## [Stated goal]
In the entries below, find the lines with the word "test" and copy them.
>> start Exercise inputs
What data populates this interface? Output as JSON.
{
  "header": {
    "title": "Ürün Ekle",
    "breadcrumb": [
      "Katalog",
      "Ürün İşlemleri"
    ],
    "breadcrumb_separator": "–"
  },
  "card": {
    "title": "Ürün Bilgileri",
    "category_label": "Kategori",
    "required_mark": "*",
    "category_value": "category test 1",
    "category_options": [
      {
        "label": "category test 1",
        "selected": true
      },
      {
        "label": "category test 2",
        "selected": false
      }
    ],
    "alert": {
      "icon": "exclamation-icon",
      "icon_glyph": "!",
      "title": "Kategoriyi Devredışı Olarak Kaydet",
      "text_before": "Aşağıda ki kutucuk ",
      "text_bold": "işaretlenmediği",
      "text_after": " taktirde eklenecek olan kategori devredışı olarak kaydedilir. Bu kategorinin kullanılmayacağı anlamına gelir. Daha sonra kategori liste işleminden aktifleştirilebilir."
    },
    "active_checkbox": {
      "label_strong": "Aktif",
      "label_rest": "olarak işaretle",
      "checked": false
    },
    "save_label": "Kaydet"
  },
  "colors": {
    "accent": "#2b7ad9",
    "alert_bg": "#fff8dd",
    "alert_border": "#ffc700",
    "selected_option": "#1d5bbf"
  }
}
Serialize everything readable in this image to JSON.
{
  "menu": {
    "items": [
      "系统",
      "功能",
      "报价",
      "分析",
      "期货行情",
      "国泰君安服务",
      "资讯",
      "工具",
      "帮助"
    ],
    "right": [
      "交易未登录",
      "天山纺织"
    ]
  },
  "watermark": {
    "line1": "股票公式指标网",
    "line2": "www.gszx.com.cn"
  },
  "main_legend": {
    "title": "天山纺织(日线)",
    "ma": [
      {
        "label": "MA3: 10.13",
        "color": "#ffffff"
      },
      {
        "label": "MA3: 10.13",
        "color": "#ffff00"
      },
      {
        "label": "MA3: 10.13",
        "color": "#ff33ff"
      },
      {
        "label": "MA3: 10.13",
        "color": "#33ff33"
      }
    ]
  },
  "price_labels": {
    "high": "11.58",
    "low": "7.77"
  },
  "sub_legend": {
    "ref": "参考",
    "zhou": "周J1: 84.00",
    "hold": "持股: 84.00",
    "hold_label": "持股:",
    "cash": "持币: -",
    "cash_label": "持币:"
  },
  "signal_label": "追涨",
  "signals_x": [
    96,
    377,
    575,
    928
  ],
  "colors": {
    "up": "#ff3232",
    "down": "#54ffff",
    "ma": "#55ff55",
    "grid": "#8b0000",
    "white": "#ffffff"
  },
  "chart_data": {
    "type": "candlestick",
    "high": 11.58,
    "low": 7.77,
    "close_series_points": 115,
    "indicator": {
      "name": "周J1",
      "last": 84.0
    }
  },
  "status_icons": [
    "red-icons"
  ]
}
>> end Exercise inputs
## [Final result]
    "category_value": "category test 1",
        "label": "category test 1",
        "label": "category test 2",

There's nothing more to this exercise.